Problem requirements:
Please transcribe the listing below in full and word for word, without its pictures.

>> Start Extracted records

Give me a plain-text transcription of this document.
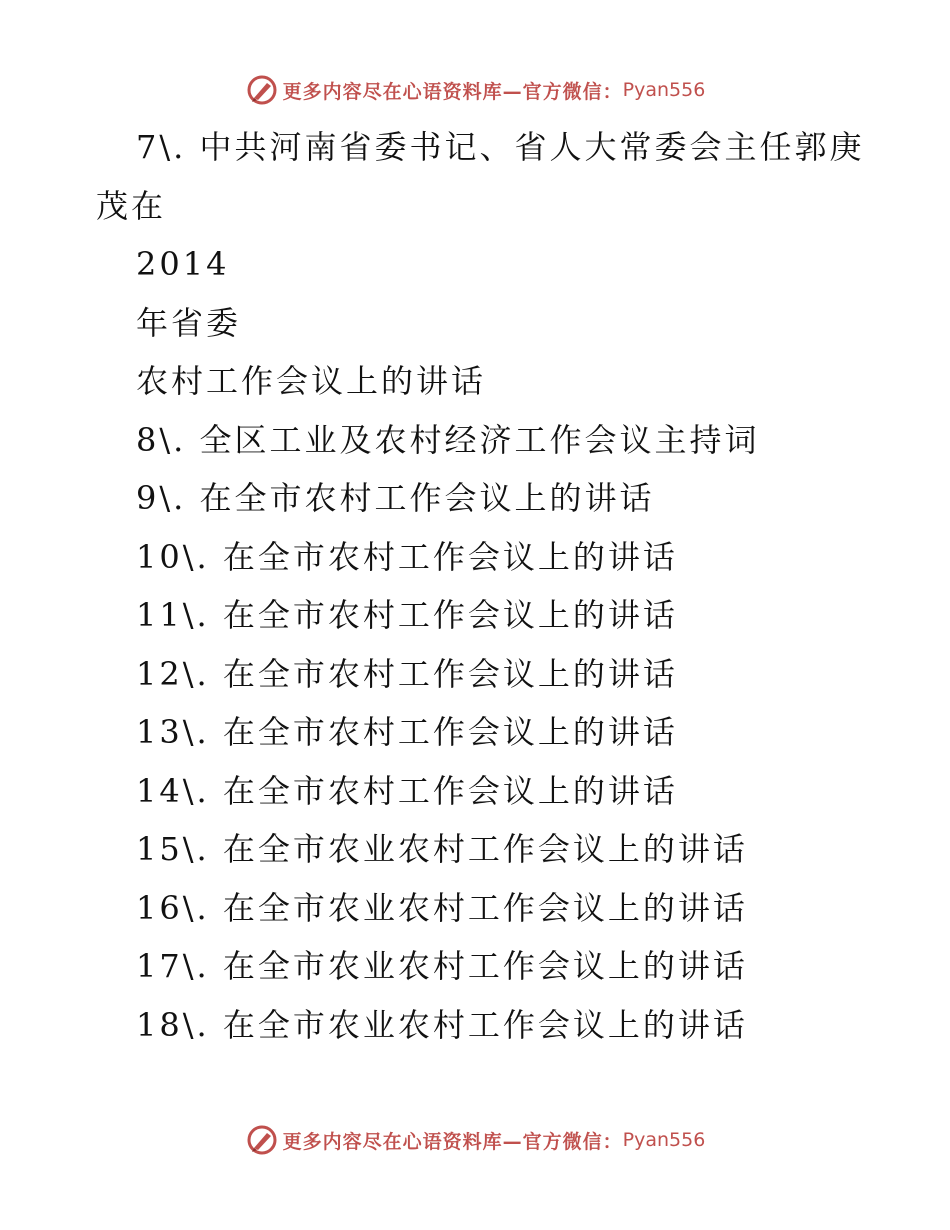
更多内容尽在心语资料库—官方微信： Pyan556
7\. 中共河南省委书记、省人大常委会主任郭庚
茂在
2014
年省委
农村工作会议上的讲话
8\. 全区工业及农村经济工作会议主持词
9\. 在全市农村工作会议上的讲话
10\. 在全市农村工作会议上的讲话
11\. 在全市农村工作会议上的讲话
12\. 在全市农村工作会议上的讲话
13\. 在全市农村工作会议上的讲话
14\. 在全市农村工作会议上的讲话
15\. 在全市农业农村工作会议上的讲话
16\. 在全市农业农村工作会议上的讲话
17\. 在全市农业农村工作会议上的讲话
18\. 在全市农业农村工作会议上的讲话
更多内容尽在心语资料库—官方微信： Pyan556
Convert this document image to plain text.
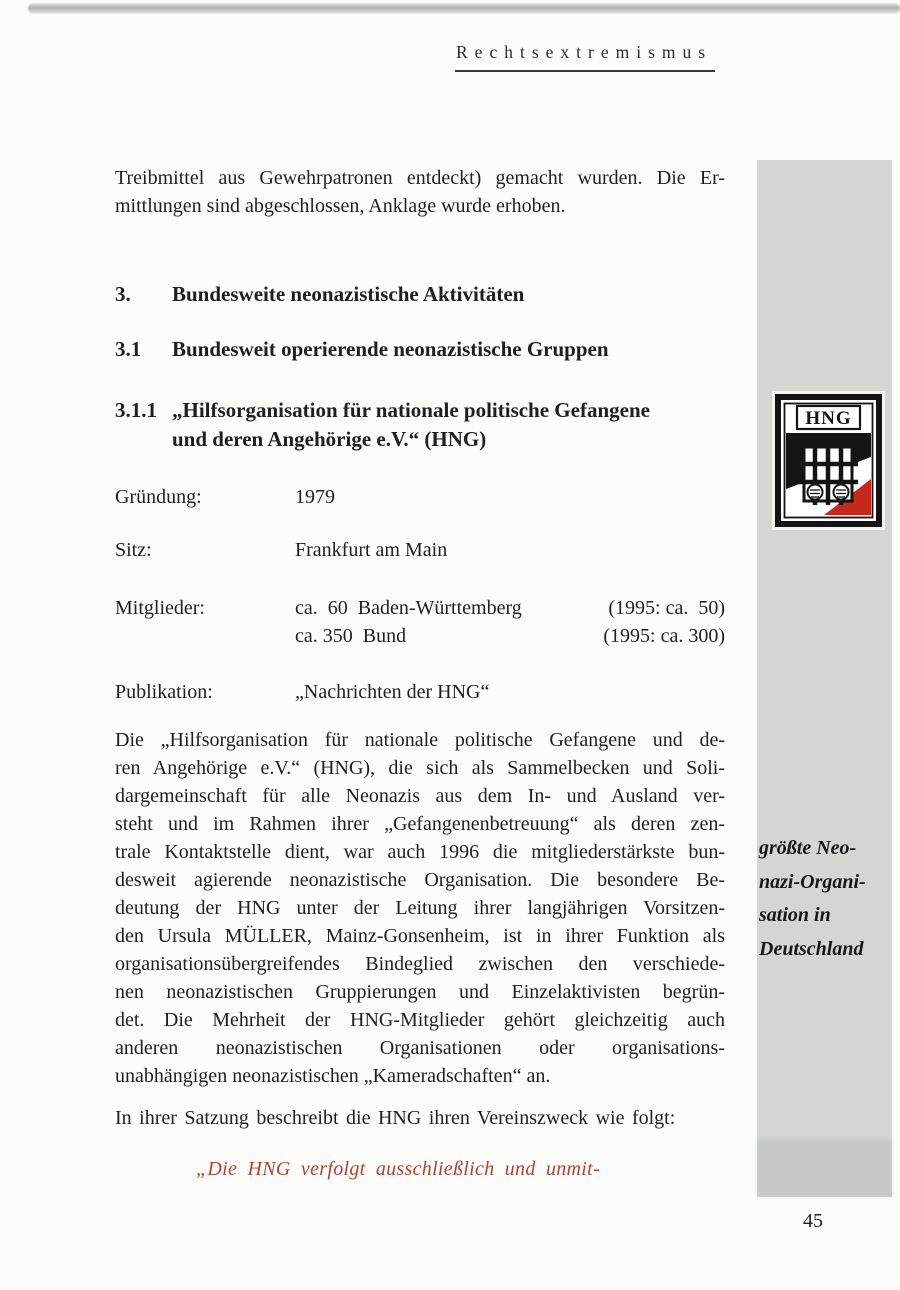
Rechtsextremismus
Treibmittel aus Gewehrpatronen entdeckt) gemacht wurden. Die Er-
mittlungen sind abgeschlossen, Anklage wurde erhoben.
3.	Bundesweite neonazistische Aktivitäten
3.1	Bundesweit operierende neonazistische Gruppen
3.1.1 „Hilfsorganisation für nationale politische Gefangene
und deren Angehörige e.V.“ (HNG)
Gründung:	1979
Sitz:	Frankfurt am Main
Mitglieder:	ca.  60  Baden-Württemberg	(1995: ca.  50)
ca. 350  Bund	(1995: ca. 300)
Publikation:	„Nachrichten der HNG“
Die „Hilfsorganisation für nationale politische Gefangene und de-
ren Angehörige e.V.“ (HNG), die sich als Sammelbecken und Soli-
dargemeinschaft für alle Neonazis aus dem In- und Ausland ver-
steht und im Rahmen ihrer „Gefangenenbetreuung“ als deren zen-
trale Kontaktstelle dient, war auch 1996 die mitgliederstärkste bun-
desweit agierende neonazistische Organisation. Die besondere Be-
deutung der HNG unter der Leitung ihrer langjährigen Vorsitzen-
den Ursula MÜLLER, Mainz-Gonsenheim, ist in ihrer Funktion als
organisationsübergreifendes Bindeglied zwischen den verschiede-
nen neonazistischen Gruppierungen und Einzelaktivisten begrün-
det. Die Mehrheit der HNG-Mitglieder gehört gleichzeitig auch
anderen neonazistischen Organisationen oder organisations-
unabhängigen neonazistischen „Kameradschaften“ an.
In ihrer Satzung beschreibt die HNG ihren Vereinszweck wie folgt:
„Die HNG verfolgt ausschließlich und unmit-
größte Neo-
nazi-Organi-
sation in
Deutschland
HNG
45
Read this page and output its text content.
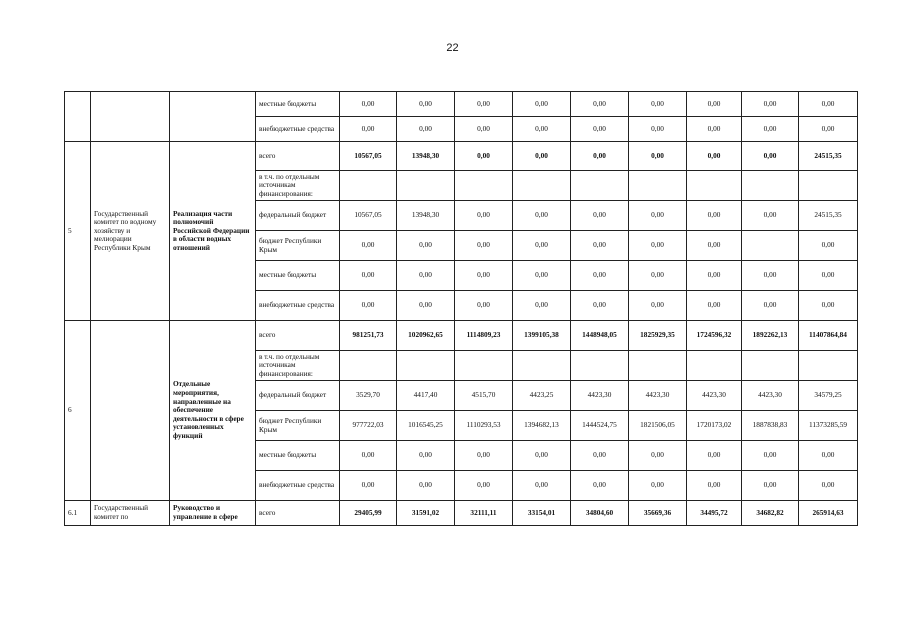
22
			местные бюджеты	0,00	0,00	0,00	0,00	0,00	0,00	0,00	0,00	0,00
			внебюджетные средства	0,00	0,00	0,00	0,00	0,00	0,00	0,00	0,00	0,00
5	Государственный комитет по водному хозяйству и мелиорации Республики Крым	Реализация части полномочий Российской Федерации в области водных отношений	всего	10567,05	13948,30	0,00	0,00	0,00	0,00	0,00	0,00	24515,35
			в т.ч. по отдельным источникам финансирования:									
			федеральный бюджет	10567,05	13948,30	0,00	0,00	0,00	0,00	0,00	0,00	24515,35
			бюджет Республики Крым	0,00	0,00	0,00	0,00	0,00	0,00	0,00		0,00
			местные бюджеты	0,00	0,00	0,00	0,00	0,00	0,00	0,00	0,00	0,00
			внебюджетные средства	0,00	0,00	0,00	0,00	0,00	0,00	0,00	0,00	0,00
6		Отдельные мероприятия, направленные на обеспечение деятельности в сфере установленных функций	всего	981251,73	1020962,65	1114809,23	1399105,38	1448948,05	1825929,35	1724596,32	1892262,13	11407864,84
			в т.ч. по отдельным источникам финансирования:									
			федеральный бюджет	3529,70	4417,40	4515,70	4423,25	4423,30	4423,30	4423,30	4423,30	34579,25
			бюджет Республики Крым	977722,03	1016545,25	1110293,53	1394682,13	1444524,75	1821506,05	1720173,02	1887838,83	11373285,59
			местные бюджеты	0,00	0,00	0,00	0,00	0,00	0,00	0,00	0,00	0,00
			внебюджетные средства	0,00	0,00	0,00	0,00	0,00	0,00	0,00	0,00	0,00
6.1	Государственный комитет по	Руководство и управление в сфере	всего	29405,99	31591,02	32111,11	33154,01	34804,60	35669,36	34495,72	34682,82	265914,63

>> End Extracted records

Exercise output:
Give me a plain-text transcription of this document.
更多内容尽在心语资料库—官方微信： Pyan556
7\. 中共河南省委书记、省人大常委会主任郭庚
茂在
2014
年省委
农村工作会议上的讲话
8\. 全区工业及农村经济工作会议主持词
9\. 在全市农村工作会议上的讲话
10\. 在全市农村工作会议上的讲话
11\. 在全市农村工作会议上的讲话
12\. 在全市农村工作会议上的讲话
13\. 在全市农村工作会议上的讲话
14\. 在全市农村工作会议上的讲话
15\. 在全市农业农村工作会议上的讲话
16\. 在全市农业农村工作会议上的讲话
17\. 在全市农业农村工作会议上的讲话
18\. 在全市农业农村工作会议上的讲话
更多内容尽在心语资料库—官方微信： Pyan556
Convert this document image to plain text.
Rechtsextremismus
Treibmittel aus Gewehrpatronen entdeckt) gemacht wurden. Die Er-
mittlungen sind abgeschlossen, Anklage wurde erhoben.
3.	Bundesweite neonazistische Aktivitäten
3.1	Bundesweit operierende neonazistische Gruppen
3.1.1 „Hilfsorganisation für nationale politische Gefangene
und deren Angehörige e.V.“ (HNG)
Gründung:	1979
Sitz:	Frankfurt am Main
Mitglieder:	ca.  60  Baden-Württemberg	(1995: ca.  50)
ca. 350  Bund	(1995: ca. 300)
Publikation:	„Nachrichten der HNG“
Die „Hilfsorganisation für nationale politische Gefangene und de-
ren Angehörige e.V.“ (HNG), die sich als Sammelbecken und Soli-
dargemeinschaft für alle Neonazis aus dem In- und Ausland ver-
steht und im Rahmen ihrer „Gefangenenbetreuung“ als deren zen-
trale Kontaktstelle dient, war auch 1996 die mitgliederstärkste bun-
desweit agierende neonazistische Organisation. Die besondere Be-
deutung der HNG unter der Leitung ihrer langjährigen Vorsitzen-
den Ursula MÜLLER, Mainz-Gonsenheim, ist in ihrer Funktion als
organisationsübergreifendes Bindeglied zwischen den verschiede-
nen neonazistischen Gruppierungen und Einzelaktivisten begrün-
det. Die Mehrheit der HNG-Mitglieder gehört gleichzeitig auch
anderen neonazistischen Organisationen oder organisations-
unabhängigen neonazistischen „Kameradschaften“ an.
In ihrer Satzung beschreibt die HNG ihren Vereinszweck wie folgt:
„Die HNG verfolgt ausschließlich und unmit-
größte Neo-
nazi-Organi-
sation in
Deutschland
HNG
45
Read this page and output its text content.
22
			местные бюджеты	0,00	0,00	0,00	0,00	0,00	0,00	0,00	0,00	0,00
			внебюджетные средства	0,00	0,00	0,00	0,00	0,00	0,00	0,00	0,00	0,00
5	Государственный комитет по водному хозяйству и мелиорации Республики Крым	Реализация части полномочий Российской Федерации в области водных отношений	всего	10567,05	13948,30	0,00	0,00	0,00	0,00	0,00	0,00	24515,35
			в т.ч. по отдельным источникам финансирования:									
			федеральный бюджет	10567,05	13948,30	0,00	0,00	0,00	0,00	0,00	0,00	24515,35
			бюджет Республики Крым	0,00	0,00	0,00	0,00	0,00	0,00	0,00		0,00
			местные бюджеты	0,00	0,00	0,00	0,00	0,00	0,00	0,00	0,00	0,00
			внебюджетные средства	0,00	0,00	0,00	0,00	0,00	0,00	0,00	0,00	0,00
6		Отдельные мероприятия, направленные на обеспечение деятельности в сфере установленных функций	всего	981251,73	1020962,65	1114809,23	1399105,38	1448948,05	1825929,35	1724596,32	1892262,13	11407864,84
			в т.ч. по отдельным источникам финансирования:									
			федеральный бюджет	3529,70	4417,40	4515,70	4423,25	4423,30	4423,30	4423,30	4423,30	34579,25
			бюджет Республики Крым	977722,03	1016545,25	1110293,53	1394682,13	1444524,75	1821506,05	1720173,02	1887838,83	11373285,59
			местные бюджеты	0,00	0,00	0,00	0,00	0,00	0,00	0,00	0,00	0,00
			внебюджетные средства	0,00	0,00	0,00	0,00	0,00	0,00	0,00	0,00	0,00
6.1	Государственный комитет по	Руководство и управление в сфере	всего	29405,99	31591,02	32111,11	33154,01	34804,60	35669,36	34495,72	34682,82	265914,63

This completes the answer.